----- Exercise text

New rules make crowdfunding a form of investing

  • By Marisa Kendall The Mercury News
  • Friday, May 20, 2016 1:43pm
  • Business

When Oakland startup MegaBots needed to increase the firepower of its 15-foot-tall combat robot, it put out a call online.

The founders set up a crowdfunding campaign on Kickstarter last summer, explaining their giant robot needed to prepare for a duel with a robot in Japan.

A month later, MegaBots had raised more than $550,000 from almost 8,000 supporters.

Crowdfunding is becoming popular for early-stage startups that need capital to get off the ground. It generates buzz and, for a few, can raise seven figures.

It may be an especially attractive option as venture capital becomes harder to secure.

Now, the crowdsourcing market may be taking off, thanks to federal regulations that expand “equity” crowdfunding.

Companies can raise up to $1 million a year from anyone — friends, family, neighbors, fans or strangers — and give those backers a share of the company in exchange for their investment.

Rob Solomon, CEO of charity crowdfunding platform GoFundMe, predicts equity crowdfunding is going to be “disastrous” for most inexperienced investors.

“Investing in startups and picking the right ones is really hard … even if that’s what you do for a living,” Solomon said.

In 2014 crowdfunding campaigns raised $9.46 billion in North America, and the industry had an annual growth rate of 145 percent, according to a study published last year by crowdsourcing research and advisory firm Massolution.

Crowdfunding isn’t going to replace traditional VC and angel funding anytime soon, says VLP Law Group partner David Goldenberg, who represents startups.

Venture capital firms pumped more than $27 billion into Silicon Valley last year, according to a report by the National Venture Capital Association.

“If you’re going for crowdfunding, most of the time it’s because you’ve struck out with those more traditional sources,” Goldenberg said.

----------
----- Material provided

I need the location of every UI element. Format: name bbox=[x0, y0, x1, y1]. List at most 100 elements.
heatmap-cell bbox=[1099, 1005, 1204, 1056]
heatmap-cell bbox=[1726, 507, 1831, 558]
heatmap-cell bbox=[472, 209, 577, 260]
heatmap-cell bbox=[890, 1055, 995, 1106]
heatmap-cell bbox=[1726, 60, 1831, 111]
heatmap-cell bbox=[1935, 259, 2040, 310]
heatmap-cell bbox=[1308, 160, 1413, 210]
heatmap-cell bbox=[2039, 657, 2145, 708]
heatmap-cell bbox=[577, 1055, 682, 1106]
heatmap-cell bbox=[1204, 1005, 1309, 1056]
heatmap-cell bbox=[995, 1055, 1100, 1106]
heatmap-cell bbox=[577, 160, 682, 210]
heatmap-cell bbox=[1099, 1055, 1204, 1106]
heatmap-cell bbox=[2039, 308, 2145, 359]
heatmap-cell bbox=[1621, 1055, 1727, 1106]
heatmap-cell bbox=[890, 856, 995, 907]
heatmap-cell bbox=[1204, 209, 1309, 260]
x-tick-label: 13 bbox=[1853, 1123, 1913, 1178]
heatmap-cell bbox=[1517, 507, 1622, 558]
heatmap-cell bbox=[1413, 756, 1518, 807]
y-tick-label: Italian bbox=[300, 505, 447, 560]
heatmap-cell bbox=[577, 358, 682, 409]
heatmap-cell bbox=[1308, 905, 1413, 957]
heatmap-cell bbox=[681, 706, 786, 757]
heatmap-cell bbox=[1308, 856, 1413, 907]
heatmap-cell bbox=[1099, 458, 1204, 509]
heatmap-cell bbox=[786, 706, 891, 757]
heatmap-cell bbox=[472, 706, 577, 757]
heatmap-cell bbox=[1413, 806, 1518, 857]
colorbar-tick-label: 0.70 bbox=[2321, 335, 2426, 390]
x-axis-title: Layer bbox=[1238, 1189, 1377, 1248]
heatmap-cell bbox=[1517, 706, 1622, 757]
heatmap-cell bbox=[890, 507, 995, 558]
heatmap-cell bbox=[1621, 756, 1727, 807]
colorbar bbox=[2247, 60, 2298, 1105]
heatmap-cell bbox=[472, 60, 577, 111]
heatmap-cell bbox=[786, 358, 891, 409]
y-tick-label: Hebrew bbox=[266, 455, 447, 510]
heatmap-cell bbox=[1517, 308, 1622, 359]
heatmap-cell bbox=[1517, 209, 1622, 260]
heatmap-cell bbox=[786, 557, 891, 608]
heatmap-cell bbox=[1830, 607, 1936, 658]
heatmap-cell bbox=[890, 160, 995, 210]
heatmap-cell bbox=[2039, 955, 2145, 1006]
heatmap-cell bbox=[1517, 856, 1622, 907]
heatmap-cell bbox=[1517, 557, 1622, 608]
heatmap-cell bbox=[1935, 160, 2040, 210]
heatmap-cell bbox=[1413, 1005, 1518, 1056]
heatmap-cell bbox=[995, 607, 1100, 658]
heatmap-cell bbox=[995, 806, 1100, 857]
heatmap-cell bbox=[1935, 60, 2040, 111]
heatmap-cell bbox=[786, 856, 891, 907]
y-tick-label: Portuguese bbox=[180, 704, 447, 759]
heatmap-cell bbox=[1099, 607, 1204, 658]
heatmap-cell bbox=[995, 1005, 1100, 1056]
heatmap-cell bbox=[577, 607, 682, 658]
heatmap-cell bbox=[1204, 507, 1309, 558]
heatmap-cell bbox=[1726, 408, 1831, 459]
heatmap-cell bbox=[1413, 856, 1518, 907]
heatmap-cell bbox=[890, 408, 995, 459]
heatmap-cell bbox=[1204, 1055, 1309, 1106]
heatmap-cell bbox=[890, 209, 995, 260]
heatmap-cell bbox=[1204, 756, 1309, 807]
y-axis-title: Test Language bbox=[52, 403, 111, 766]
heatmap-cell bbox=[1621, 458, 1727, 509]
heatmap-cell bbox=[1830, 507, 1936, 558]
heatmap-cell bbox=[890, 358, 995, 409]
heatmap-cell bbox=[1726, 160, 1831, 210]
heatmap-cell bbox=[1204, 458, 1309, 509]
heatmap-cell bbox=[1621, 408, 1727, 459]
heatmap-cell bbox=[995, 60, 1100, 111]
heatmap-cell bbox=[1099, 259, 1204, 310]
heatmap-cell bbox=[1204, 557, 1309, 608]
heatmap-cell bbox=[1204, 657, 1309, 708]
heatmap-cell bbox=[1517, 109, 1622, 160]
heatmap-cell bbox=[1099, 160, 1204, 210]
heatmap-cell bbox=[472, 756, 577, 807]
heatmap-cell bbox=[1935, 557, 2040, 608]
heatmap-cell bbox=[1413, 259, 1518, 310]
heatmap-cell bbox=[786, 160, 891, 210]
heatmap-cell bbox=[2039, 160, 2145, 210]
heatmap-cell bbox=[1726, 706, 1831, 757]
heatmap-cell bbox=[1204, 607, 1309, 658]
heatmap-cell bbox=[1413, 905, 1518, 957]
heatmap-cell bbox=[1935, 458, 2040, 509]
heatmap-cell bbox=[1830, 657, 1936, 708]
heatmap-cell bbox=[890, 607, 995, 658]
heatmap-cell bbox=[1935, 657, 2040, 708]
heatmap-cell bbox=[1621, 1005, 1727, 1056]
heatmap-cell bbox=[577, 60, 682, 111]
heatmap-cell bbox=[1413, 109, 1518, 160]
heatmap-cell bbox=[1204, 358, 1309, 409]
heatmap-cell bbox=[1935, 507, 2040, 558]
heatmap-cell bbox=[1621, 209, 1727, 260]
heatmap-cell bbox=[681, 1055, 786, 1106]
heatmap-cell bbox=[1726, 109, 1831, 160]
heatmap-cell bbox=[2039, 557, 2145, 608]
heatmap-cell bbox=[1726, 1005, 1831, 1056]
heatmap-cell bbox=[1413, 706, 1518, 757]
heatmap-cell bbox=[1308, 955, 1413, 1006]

----------

## Required actions:
1/ Please print the passage of the crowdfunding article above the items, starting with "A month later, MegaBots" and going on through "raise seven figures.".
2/ Write what comes next in the crowdfunding article, picking up after its final sentence.

## Your responses:
1/
A month later, MegaBots had raised more than $550,000 from almost 8,000 supporters.

Crowdfunding is becoming popular for early-stage startups that need capital to get off the ground. It generates buzz and, for a few, can raise seven figures.

2/
Big bonus is ‘buzz’

It’s hard to raise a large chunk of cash on a crowdfunding platform — and most campaigns fail.

Only 36 percent of Kickstarter projects reach their funding goal, according to the company. When a Kickstarter campaign falls even $1 short, it gets nothing — contributors are never charged.

Experts say crowdfunding allows fans to support ideas they care about and feel like they’re connected to the company.

But those warm feelings can fade quickly if the startup takes their money and then cashes out — which happened with virtual reality company Oculus VR.

Oculus raised $2.4 million on Kickstarter in 2012 before being acquired by Facebook for $2 billion two years later. Some of the 9,500 Oculus backers complained about the deal — though they hadn’t been promised a payout or a stake in the company.

In January, Oculus pledged to ship free virtual reality headsets to its Kickstarter backers.

Founders of Flosstime say their Kickstarter campaign was about the experience as much as the money. They raised almost $53,500 from more than 1,000 backers in December for their “smart” dental floss dispenser.

The futuristic-looking machine sticks to a bathroom mirror and displays a blue “smile” when a user flosses regularly, and a red “frown” when he or she doesn’t.

The campaign gave Flosstime more publicity than a VC deal, and allowed it to connect with customers and get early feedback on the product, founder Michael Evans said.

Up in Oakland, MegaBots had a similar experience.

“The Kickstarter campaign really helped us generate awareness and connect with our most passionate fans,” co-founder Brinkley Warren said.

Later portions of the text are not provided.